### Extracted text
>>>

The willingness to respond to the questionnaires was over 60%. Since patient questionnaires were collected in two different ways, we assessed their validity. Indeed, we found some differences between voluntarily returned questionnaires and those filled out over the phone after we contacted the patients, with mainly more minor complications and less satisfaction in the voluntary group. The questionnaires which were filled over the phone were obviously filled out at a later date than those returned voluntarily, and this finding might suggest that patients tend to forget the minor complications of colonoscopy with time and that as time passes, they might become more willing to undergo an additional colonoscopy. This finding is undoubtedly encouraging to the efforts to install an effective CRC screening program, in which repetition of colonoscopy every 5–10 years is crucial for success.

The results of our study show that colonoscopies are performed in Israel in a safe and effective manner. The effectiveness of colonoscopy is measured by parameters such as bowel preparation, the rate of cecal intubation, and the rate of biopsies and polypectomies performed during colonoscopy. 76.2% of patients had good-to-excellent bowel preparation, the rate of cecal intubation was 92%, compared to 93–99% reported in the literature [12, 13]. 23.7% of examinations included polypectomies, compared to 23.5–42% reported in the literature [12, 14, 15]. Safety parameters included perforation and major bleeding rates. There were no fatalities reported in our study. The rate of perforations (1/2200) is comparable to the rates of 1/500–1/3000 reported in the literature. All these are a testament to the efficiency and safety of the procedure in Israel.

Patients expressed a high acceptance (94.2%) to undergo repeat colonoscopy in the future. This is a fundamental prerequisite for establishing an effective CRC screening program, since screening colonoscopies should be repeated after 10 years in an average-risk population and sooner in other cases. Patients undergoing colonoscopies with an indication of primary screening expressed an even higher willingness to undergo additional colonoscopies in the future (95.9%). The better positive feedback in this group may be attributed to their higher awareness of the importance of the procedure. After all, these are patients who willingly came to have a colonoscopy and in some instances even paid for the examination, since it was not officially covered by the state medical insurance.

Presuming screening colonoscopy for average-risk population will be funded by medical insurance in Israel, the examinations will most probably be performed in various medical centers. For this reason, our study included public and private hospitals and a public out-patient clinic. We compared the quality of colonoscopy between the different centers. We did not find any substantial or consistent differences between the various centers performing colonoscopy.

Our study measured various colonoscopy-related parameters. One parameter which must be addressed is premedication dosage, specifically Midazolam. 2.1% (138) of patients received doses higher than 10 mg, above the common recommended dosage, which can lead to severe side effects, including respiratory depression. These results suggest taking more caution with premedication and the preprocedural evaluation whether an anesthesiologist is needed.

Our results suggest that colonoscopy in Israel is a reliable, good-quality examination, with a low risk for complications and good acceptance by the patients. All these justify our recommendation that colonoscopy can be adopted as the primary screening test for CRC in Israel.

Acknowledgment

This work was supported by a grant from the Israel Cancer Association.

<<<

Please edit the stretch of the colonoscopy study text from "The results of" through "procedure in Israel.", changing "polypectomies" to "polyp removals".

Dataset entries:
>>>

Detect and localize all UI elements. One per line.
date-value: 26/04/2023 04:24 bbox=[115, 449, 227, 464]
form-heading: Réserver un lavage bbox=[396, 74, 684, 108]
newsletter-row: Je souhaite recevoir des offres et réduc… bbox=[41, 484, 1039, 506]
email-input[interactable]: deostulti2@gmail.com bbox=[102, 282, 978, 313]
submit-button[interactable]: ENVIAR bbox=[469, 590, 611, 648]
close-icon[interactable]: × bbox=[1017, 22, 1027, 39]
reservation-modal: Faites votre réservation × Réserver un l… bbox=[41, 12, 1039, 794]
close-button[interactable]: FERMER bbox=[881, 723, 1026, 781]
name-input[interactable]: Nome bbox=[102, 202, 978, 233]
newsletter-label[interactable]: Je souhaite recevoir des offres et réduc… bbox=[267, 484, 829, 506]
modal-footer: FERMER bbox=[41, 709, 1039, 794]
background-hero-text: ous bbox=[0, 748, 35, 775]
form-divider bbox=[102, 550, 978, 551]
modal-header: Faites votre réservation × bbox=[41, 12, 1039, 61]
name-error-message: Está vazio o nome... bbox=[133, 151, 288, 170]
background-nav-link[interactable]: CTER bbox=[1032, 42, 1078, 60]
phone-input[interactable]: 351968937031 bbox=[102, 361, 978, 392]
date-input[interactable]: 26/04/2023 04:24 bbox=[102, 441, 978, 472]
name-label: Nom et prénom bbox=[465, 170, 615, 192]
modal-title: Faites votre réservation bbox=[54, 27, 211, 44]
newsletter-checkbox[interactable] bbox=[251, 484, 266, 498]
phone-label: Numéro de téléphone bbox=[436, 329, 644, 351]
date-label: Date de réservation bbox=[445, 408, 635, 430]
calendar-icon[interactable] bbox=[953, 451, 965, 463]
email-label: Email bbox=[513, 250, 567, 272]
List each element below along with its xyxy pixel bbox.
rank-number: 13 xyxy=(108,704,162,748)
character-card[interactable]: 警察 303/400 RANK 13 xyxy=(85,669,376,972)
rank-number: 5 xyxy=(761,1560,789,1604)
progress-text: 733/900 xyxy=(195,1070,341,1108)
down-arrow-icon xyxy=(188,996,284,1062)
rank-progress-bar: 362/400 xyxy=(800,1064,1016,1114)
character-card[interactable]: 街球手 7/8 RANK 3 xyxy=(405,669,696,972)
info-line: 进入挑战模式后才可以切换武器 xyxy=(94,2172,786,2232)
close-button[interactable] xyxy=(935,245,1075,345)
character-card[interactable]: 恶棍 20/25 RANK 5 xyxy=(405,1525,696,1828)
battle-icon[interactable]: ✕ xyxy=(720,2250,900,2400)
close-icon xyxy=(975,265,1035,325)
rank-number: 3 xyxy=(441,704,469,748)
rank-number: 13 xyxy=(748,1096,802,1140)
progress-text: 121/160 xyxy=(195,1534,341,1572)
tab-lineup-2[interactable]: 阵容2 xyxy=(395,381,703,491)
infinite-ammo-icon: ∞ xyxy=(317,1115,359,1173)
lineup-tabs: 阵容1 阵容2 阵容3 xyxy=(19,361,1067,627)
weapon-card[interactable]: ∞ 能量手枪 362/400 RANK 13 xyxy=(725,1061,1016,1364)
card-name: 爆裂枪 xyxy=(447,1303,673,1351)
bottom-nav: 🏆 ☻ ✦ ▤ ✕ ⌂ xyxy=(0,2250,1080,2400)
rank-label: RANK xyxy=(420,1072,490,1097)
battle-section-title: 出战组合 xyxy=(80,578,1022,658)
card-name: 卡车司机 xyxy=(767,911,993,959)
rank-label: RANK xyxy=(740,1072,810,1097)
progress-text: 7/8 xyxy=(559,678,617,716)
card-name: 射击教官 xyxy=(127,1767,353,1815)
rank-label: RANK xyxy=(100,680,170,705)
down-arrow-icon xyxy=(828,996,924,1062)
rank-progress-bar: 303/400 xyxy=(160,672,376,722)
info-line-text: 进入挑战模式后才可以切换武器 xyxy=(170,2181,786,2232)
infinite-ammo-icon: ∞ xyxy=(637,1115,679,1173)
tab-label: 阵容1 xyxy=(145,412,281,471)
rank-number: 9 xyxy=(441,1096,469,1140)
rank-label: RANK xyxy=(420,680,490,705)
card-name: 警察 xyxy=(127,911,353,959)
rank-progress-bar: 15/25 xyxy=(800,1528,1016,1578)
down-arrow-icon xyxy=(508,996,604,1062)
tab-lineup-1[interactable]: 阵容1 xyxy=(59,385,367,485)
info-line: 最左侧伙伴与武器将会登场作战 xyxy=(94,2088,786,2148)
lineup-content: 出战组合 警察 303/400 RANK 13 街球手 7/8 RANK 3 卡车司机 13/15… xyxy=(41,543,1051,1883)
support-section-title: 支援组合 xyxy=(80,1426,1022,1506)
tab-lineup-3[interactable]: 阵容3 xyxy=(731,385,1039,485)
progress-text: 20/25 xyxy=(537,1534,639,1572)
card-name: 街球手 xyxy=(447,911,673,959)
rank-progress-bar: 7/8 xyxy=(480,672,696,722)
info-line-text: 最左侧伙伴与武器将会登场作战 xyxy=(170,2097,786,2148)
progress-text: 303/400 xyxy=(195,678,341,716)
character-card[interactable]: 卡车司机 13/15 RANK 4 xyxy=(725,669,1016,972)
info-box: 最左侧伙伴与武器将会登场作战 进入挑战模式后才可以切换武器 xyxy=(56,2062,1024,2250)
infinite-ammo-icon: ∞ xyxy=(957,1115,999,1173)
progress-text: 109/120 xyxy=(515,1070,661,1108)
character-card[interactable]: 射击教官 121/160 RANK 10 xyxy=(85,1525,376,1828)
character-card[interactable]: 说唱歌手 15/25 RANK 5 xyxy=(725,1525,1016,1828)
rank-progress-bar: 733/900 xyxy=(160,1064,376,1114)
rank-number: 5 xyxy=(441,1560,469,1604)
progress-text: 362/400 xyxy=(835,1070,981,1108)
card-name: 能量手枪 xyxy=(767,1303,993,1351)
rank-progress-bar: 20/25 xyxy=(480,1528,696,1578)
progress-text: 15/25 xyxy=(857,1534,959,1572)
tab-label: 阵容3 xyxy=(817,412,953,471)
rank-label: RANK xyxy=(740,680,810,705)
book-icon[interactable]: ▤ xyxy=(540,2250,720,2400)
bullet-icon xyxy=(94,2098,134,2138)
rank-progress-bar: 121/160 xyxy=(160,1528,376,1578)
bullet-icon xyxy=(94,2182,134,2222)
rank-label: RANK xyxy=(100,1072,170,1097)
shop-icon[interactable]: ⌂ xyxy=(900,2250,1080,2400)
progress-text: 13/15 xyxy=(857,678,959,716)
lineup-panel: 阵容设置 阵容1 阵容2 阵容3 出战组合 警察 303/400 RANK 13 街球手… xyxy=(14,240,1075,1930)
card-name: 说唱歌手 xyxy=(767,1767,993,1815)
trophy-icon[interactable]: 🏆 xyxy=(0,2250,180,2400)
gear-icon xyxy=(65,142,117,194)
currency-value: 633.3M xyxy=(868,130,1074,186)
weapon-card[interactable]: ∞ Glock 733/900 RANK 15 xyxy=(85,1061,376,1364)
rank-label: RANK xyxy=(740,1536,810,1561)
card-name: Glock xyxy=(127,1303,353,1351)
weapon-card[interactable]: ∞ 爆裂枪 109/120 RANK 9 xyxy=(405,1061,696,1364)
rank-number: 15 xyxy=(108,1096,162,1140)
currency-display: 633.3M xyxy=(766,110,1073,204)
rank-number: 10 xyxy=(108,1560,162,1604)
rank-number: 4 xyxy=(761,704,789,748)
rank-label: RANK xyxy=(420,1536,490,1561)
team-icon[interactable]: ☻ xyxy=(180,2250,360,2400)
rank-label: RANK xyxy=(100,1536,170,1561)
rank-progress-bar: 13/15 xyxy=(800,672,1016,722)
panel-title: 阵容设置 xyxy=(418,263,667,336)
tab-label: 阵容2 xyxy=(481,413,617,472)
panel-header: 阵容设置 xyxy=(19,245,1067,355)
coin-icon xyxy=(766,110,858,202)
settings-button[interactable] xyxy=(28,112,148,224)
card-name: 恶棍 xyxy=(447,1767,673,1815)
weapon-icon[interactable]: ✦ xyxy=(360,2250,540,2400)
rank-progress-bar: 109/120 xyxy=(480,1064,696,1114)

<<<

### Answer space
The results of our study show that colonoscopies are performed in Israel in a safe and effective manner. The effectiveness of colonoscopy is measured by parameters such as bowel preparation, the rate of cecal intubation, and the rate of biopsies and polyp removals performed during colonoscopy. 76.2% of patients had good-to-excellent bowel preparation, the rate of cecal intubation was 92%, compared to 93–99% reported in the literature [12, 13]. 23.7% of examinations included polyp removals, compared to 23.5–42% reported in the literature [12, 14, 15]. Safety parameters included perforation and major bleeding rates. There were no fatalities reported in our study. The rate of perforations (1/2200) is comparable to the rates of 1/500–1/3000 reported in the literature. All these are a testament to the efficiency and safety of the procedure in Israel.